## Instructions for the task
For each line in the data below that holds "JSON", return a copy.

## Given data

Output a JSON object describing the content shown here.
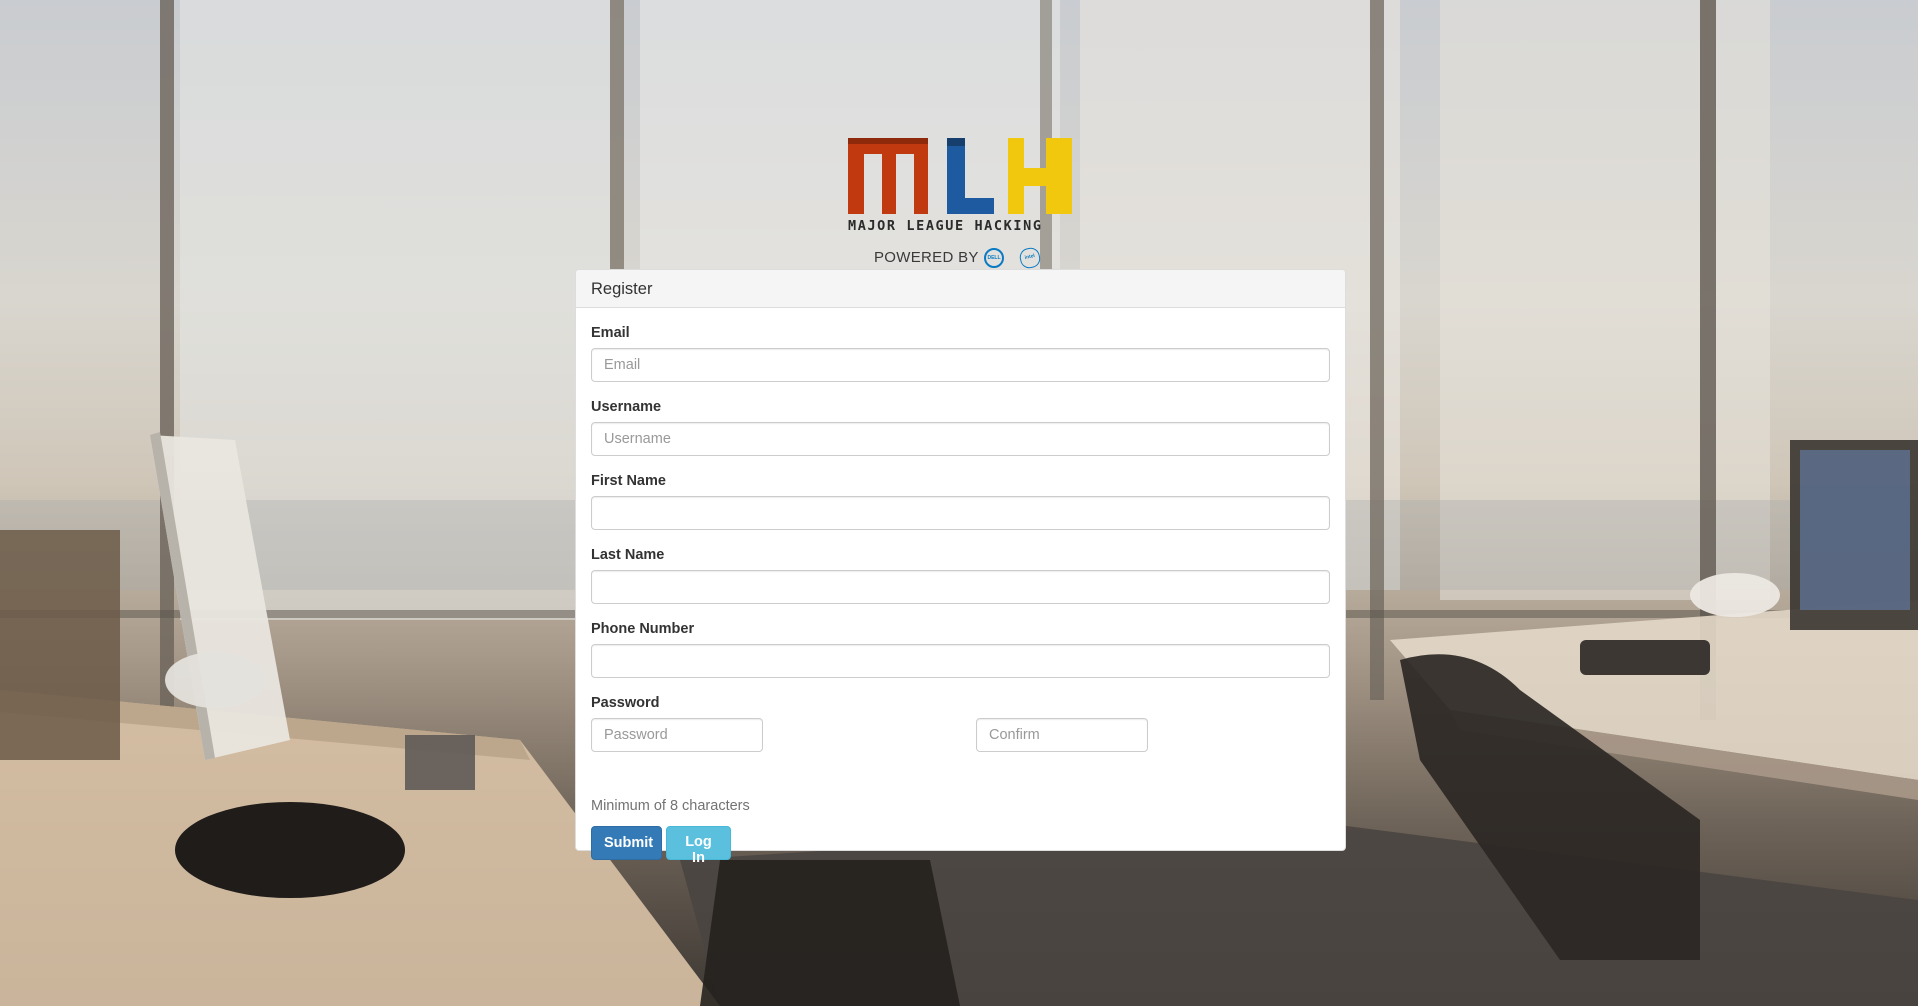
{
  "brand": {
    "logo_letters": [
      "M",
      "L",
      "H"
    ],
    "logo_colors": [
      "#c0390f",
      "#1e5aa0",
      "#f2c80f"
    ],
    "subtitle": "MAJOR LEAGUE HACKING",
    "powered_by": "POWERED BY",
    "partners": [
      {
        "name": "DELL",
        "icon": "dell-logo-icon"
      },
      {
        "name": "intel",
        "icon": "intel-logo-icon"
      }
    ]
  },
  "form": {
    "title": "Register",
    "fields": {
      "email": {
        "label": "Email",
        "placeholder": "Email",
        "value": ""
      },
      "username": {
        "label": "Username",
        "placeholder": "Username",
        "value": ""
      },
      "first_name": {
        "label": "First Name",
        "placeholder": "",
        "value": ""
      },
      "last_name": {
        "label": "Last Name",
        "placeholder": "",
        "value": ""
      },
      "phone": {
        "label": "Phone Number",
        "placeholder": "",
        "value": ""
      },
      "password": {
        "label": "Password",
        "placeholder": "Password",
        "value": ""
      },
      "confirm": {
        "placeholder": "Confirm",
        "value": ""
      }
    },
    "help_text": "Minimum of 8 characters",
    "submit_label": "Submit",
    "login_label": "Log In",
    "colors": {
      "primary": "#337ab7",
      "info": "#5bc0de"
    }
  }
}
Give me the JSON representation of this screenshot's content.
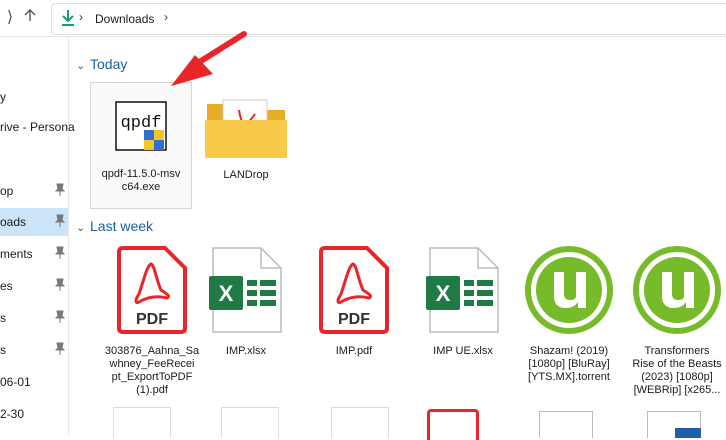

## Completed task
Output a JSON object describing the content shown here.
Give me the JSON representation of this screenshot's content.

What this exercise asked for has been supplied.